*** Task inputs ***
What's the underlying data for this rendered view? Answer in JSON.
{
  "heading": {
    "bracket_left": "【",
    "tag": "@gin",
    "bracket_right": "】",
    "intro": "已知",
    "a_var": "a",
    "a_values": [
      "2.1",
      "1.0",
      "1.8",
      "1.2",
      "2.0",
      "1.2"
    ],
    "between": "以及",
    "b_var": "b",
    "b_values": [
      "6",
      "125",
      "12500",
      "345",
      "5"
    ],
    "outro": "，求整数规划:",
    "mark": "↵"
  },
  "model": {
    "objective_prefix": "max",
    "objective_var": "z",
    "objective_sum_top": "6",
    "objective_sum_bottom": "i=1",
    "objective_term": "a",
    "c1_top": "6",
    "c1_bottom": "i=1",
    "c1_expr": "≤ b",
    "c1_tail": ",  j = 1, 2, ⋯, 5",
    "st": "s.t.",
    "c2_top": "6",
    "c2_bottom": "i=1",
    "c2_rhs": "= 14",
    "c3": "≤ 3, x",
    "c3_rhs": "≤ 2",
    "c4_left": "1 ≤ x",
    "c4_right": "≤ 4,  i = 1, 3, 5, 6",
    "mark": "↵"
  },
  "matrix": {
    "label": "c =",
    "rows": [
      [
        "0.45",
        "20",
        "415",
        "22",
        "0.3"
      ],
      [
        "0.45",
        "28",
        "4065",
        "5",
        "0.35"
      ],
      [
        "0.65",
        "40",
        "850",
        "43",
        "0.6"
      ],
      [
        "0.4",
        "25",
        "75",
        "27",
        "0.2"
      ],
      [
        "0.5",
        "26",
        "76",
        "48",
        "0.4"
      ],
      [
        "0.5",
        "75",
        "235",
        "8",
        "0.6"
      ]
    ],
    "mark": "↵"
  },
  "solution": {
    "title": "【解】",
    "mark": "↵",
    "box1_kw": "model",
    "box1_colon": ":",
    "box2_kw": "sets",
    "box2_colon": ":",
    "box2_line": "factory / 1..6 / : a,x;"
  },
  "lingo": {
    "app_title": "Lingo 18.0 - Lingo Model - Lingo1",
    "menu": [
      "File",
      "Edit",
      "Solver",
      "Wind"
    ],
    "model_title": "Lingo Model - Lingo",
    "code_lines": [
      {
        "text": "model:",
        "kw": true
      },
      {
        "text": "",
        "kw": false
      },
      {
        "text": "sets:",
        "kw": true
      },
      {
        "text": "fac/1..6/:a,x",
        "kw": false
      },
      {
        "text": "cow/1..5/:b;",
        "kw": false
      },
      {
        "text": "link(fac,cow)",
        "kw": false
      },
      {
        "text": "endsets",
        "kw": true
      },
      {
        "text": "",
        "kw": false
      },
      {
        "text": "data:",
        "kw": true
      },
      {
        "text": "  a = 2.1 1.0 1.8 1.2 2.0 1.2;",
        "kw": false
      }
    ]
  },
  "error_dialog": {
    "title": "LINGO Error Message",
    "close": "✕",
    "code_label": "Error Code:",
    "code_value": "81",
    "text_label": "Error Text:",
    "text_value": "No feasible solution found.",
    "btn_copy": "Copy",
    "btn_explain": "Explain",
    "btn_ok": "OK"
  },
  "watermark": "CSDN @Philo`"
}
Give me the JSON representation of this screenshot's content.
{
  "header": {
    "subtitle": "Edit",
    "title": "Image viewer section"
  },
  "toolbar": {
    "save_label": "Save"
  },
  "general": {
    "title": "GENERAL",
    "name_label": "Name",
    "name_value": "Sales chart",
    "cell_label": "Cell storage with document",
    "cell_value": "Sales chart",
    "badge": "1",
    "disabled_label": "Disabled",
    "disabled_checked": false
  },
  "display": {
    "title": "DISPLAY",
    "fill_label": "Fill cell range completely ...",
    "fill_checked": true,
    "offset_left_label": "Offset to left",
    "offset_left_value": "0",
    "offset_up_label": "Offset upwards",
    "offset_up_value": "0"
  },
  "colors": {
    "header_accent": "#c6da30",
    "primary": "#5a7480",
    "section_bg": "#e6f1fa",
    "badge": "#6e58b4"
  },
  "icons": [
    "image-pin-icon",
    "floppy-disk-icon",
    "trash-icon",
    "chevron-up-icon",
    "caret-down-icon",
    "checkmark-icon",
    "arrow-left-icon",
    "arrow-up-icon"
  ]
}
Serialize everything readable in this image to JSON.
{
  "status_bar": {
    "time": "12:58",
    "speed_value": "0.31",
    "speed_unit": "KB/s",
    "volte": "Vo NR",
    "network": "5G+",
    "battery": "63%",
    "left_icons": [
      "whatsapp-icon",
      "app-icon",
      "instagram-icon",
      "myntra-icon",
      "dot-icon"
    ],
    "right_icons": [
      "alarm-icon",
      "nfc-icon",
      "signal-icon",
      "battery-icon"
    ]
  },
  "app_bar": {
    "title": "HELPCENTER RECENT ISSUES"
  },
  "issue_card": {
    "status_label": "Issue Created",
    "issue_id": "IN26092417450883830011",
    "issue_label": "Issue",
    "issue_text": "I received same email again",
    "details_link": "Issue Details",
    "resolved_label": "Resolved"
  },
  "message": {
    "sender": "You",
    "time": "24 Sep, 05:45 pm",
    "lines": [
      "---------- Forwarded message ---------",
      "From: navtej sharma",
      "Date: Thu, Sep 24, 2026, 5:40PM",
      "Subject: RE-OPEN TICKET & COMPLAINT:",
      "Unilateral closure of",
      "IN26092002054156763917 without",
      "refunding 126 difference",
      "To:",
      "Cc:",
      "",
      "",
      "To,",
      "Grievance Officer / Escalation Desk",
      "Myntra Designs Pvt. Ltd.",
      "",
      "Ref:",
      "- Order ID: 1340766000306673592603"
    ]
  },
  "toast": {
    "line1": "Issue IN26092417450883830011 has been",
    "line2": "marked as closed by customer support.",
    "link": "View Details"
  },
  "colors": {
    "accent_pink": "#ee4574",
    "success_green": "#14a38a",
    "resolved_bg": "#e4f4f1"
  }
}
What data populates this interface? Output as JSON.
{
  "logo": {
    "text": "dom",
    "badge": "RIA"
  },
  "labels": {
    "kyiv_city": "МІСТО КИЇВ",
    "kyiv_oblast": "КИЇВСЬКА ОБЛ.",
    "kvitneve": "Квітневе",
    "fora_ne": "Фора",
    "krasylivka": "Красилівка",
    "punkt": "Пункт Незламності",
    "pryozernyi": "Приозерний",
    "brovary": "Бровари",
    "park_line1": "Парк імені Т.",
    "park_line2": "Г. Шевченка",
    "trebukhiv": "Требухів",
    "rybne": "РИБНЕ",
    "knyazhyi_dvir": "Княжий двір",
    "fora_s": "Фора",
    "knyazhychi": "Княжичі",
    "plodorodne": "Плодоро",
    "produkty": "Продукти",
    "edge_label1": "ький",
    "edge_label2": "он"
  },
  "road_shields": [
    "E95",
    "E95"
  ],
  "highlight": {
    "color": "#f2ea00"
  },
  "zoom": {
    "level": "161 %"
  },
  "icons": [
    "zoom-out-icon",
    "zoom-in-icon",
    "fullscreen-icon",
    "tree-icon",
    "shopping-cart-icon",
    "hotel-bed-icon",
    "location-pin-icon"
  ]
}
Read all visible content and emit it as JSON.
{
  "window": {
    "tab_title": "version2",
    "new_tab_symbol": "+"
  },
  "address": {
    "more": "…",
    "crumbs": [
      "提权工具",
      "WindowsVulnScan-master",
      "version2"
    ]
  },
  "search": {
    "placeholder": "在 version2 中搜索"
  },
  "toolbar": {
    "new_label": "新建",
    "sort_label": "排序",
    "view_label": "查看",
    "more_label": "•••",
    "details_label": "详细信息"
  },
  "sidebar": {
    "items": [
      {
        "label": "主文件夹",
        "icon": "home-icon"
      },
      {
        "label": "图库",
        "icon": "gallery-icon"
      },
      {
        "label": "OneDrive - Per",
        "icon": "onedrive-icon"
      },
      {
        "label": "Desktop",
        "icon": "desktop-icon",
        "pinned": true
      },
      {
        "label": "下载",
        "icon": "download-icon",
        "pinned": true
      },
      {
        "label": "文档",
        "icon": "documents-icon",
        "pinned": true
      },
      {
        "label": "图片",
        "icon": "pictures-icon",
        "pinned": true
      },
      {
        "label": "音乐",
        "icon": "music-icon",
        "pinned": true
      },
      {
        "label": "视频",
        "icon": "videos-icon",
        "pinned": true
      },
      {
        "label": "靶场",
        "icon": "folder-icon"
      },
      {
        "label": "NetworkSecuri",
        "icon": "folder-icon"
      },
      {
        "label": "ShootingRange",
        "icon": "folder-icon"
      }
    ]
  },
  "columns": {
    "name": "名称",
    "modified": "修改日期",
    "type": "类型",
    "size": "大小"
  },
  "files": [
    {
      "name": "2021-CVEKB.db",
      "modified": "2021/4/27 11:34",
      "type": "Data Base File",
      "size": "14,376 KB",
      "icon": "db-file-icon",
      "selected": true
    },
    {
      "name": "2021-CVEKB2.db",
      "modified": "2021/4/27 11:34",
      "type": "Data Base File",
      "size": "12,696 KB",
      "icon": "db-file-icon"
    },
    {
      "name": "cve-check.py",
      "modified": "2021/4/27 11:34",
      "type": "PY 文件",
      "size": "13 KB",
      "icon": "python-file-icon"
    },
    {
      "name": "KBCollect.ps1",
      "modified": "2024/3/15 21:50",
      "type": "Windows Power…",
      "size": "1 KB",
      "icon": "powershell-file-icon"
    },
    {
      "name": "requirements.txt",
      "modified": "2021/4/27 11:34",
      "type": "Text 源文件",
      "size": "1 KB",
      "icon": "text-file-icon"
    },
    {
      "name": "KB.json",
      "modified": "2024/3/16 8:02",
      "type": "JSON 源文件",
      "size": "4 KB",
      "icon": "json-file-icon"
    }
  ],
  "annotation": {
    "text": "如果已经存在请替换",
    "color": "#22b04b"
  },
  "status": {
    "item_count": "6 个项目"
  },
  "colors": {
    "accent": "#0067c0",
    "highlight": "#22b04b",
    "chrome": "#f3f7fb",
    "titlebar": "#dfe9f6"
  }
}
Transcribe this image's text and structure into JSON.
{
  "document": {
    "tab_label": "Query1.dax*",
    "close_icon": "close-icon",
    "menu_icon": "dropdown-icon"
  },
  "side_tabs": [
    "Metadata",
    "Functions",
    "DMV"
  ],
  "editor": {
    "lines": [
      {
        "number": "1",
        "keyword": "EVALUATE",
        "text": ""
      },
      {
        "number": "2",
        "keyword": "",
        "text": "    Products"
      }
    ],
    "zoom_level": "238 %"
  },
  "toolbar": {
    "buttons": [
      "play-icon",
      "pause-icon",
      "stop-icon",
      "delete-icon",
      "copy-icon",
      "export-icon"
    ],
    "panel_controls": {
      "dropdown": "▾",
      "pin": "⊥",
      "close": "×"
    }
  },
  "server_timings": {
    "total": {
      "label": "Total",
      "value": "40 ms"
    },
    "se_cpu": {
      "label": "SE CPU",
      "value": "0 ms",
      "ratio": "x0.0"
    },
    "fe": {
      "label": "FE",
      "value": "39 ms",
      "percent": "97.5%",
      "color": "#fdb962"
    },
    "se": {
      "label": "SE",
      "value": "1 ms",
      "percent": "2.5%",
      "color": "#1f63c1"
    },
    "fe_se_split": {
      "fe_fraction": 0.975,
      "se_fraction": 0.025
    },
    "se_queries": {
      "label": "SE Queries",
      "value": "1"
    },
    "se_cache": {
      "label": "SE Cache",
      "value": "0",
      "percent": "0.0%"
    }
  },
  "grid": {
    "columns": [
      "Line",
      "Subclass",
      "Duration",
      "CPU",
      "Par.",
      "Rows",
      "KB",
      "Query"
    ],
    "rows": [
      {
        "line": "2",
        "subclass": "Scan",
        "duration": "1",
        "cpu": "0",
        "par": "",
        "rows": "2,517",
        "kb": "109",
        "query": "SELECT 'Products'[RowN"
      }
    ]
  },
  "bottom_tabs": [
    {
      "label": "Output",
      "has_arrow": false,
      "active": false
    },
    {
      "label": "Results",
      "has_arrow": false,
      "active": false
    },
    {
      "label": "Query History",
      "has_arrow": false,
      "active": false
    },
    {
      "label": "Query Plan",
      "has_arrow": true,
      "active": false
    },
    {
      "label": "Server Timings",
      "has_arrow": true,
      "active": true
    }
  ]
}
***
» **Work to do**
Gather each line holding the string "Sales".

» **The completed task**
    "name_value": "Sales chart",
    "cell_value": "Sales chart",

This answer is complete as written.